Given request: Drop every picture and give the entries back exactly.

[Dataset entries]
-- begin --

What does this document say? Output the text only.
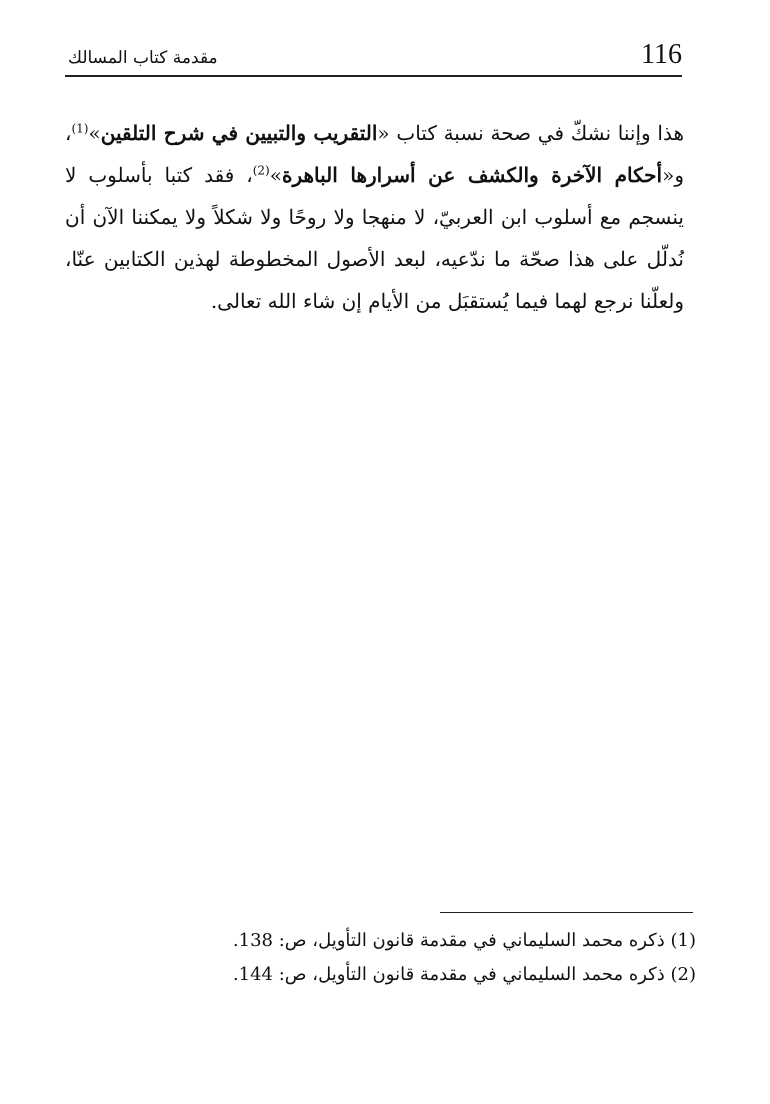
116
مقدمة كتاب المسالك
هذا وإننا نشكّ في صحة نسبة كتاب «التقريب والتبيين في شرح التلقين»$^{(1)}$، و«أحكام الآخرة والكشف عن أسرارها الباهرة»$^{(2)}$، فقد كتبا بأسلوب لا ينسجم مع أسلوب ابن العربيّ، لا منهجا ولا روحًا ولا شكلاً ولا يمكننا الآن أن نُدلّل على هذا صحّة ما ندّعيه، لبعد الأصول المخطوطة لهذين الكتابين عنّا، ولعلّنا نرجع لهما فيما يُستقبَل من الأيام إن شاء الله تعالى.
(1) ذكره محمد السليماني في مقدمة قانون التأويل، ص: 138.
(2) ذكره محمد السليماني في مقدمة قانون التأويل، ص: 144.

-- end --

Expected answer:
What does this document say? Output the text only.
116
مقدمة كتاب المسالك
هذا وإننا نشكّ في صحة نسبة كتاب «التقريب والتبيين في شرح التلقين»$^{(1)}$، و«أحكام الآخرة والكشف عن أسرارها الباهرة»$^{(2)}$، فقد كتبا بأسلوب لا ينسجم مع أسلوب ابن العربيّ، لا منهجا ولا روحًا ولا شكلاً ولا يمكننا الآن أن نُدلّل على هذا صحّة ما ندّعيه، لبعد الأصول المخطوطة لهذين الكتابين عنّا، ولعلّنا نرجع لهما فيما يُستقبَل من الأيام إن شاء الله تعالى.
(1) ذكره محمد السليماني في مقدمة قانون التأويل، ص: 138.
(2) ذكره محمد السليماني في مقدمة قانون التأويل، ص: 144.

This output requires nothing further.